__WHAT TO DO__:
Copy every line of the records below word for word, leaving out the pictures.

__STORED DATA__:
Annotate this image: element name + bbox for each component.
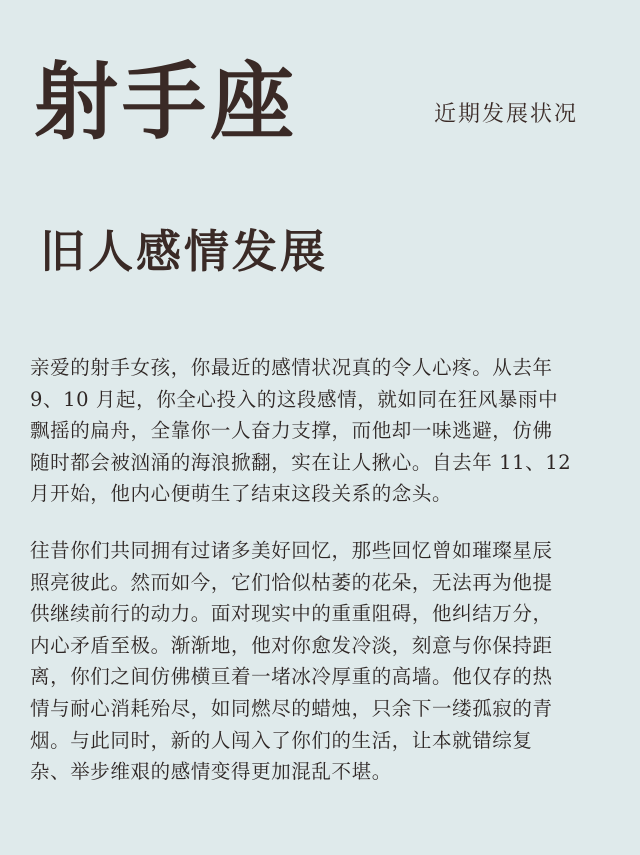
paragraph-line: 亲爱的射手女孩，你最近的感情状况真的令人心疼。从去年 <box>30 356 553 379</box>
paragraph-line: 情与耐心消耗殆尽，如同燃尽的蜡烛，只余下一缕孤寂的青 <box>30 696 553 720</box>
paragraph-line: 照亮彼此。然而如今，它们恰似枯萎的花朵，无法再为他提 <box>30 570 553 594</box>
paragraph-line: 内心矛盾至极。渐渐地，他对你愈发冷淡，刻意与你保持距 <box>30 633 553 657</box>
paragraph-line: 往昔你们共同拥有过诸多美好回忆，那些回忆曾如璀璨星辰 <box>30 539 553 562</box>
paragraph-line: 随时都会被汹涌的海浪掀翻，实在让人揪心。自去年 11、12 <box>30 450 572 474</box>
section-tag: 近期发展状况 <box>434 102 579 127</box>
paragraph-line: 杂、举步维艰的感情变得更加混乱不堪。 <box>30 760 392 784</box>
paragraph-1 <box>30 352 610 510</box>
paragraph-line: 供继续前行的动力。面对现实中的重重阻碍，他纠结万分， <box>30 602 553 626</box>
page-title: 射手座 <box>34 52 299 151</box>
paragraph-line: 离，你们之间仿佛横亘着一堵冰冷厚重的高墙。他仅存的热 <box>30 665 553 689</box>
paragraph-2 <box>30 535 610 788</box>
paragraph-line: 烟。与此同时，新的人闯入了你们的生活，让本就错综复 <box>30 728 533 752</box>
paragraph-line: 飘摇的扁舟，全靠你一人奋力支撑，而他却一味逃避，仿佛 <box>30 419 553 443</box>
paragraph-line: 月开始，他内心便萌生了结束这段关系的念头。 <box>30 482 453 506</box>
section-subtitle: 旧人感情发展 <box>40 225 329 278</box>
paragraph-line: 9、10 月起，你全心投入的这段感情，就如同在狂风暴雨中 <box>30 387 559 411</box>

__WRITTEN SOLUTION__:
Annotate this image: element name + bbox for each component.
paragraph-line: 亲爱的射手女孩，你最近的感情状况真的令人心疼。从去年 <box>30 356 553 379</box>
paragraph-line: 情与耐心消耗殆尽，如同燃尽的蜡烛，只余下一缕孤寂的青 <box>30 696 553 720</box>
paragraph-line: 照亮彼此。然而如今，它们恰似枯萎的花朵，无法再为他提 <box>30 570 553 594</box>
paragraph-line: 内心矛盾至极。渐渐地，他对你愈发冷淡，刻意与你保持距 <box>30 633 553 657</box>
paragraph-line: 往昔你们共同拥有过诸多美好回忆，那些回忆曾如璀璨星辰 <box>30 539 553 562</box>
paragraph-line: 随时都会被汹涌的海浪掀翻，实在让人揪心。自去年 11、12 <box>30 450 572 474</box>
section-tag: 近期发展状况 <box>434 102 579 127</box>
paragraph-line: 杂、举步维艰的感情变得更加混乱不堪。 <box>30 760 392 784</box>
paragraph-1 <box>30 352 610 510</box>
paragraph-line: 供继续前行的动力。面对现实中的重重阻碍，他纠结万分， <box>30 602 553 626</box>
page-title: 射手座 <box>34 52 299 151</box>
paragraph-line: 离，你们之间仿佛横亘着一堵冰冷厚重的高墙。他仅存的热 <box>30 665 553 689</box>
paragraph-2 <box>30 535 610 788</box>
paragraph-line: 烟。与此同时，新的人闯入了你们的生活，让本就错综复 <box>30 728 533 752</box>
paragraph-line: 飘摇的扁舟，全靠你一人奋力支撑，而他却一味逃避，仿佛 <box>30 419 553 443</box>
paragraph-line: 月开始，他内心便萌生了结束这段关系的念头。 <box>30 482 453 506</box>
section-subtitle: 旧人感情发展 <box>40 225 329 278</box>
paragraph-line: 9、10 月起，你全心投入的这段感情，就如同在狂风暴雨中 <box>30 387 559 411</box>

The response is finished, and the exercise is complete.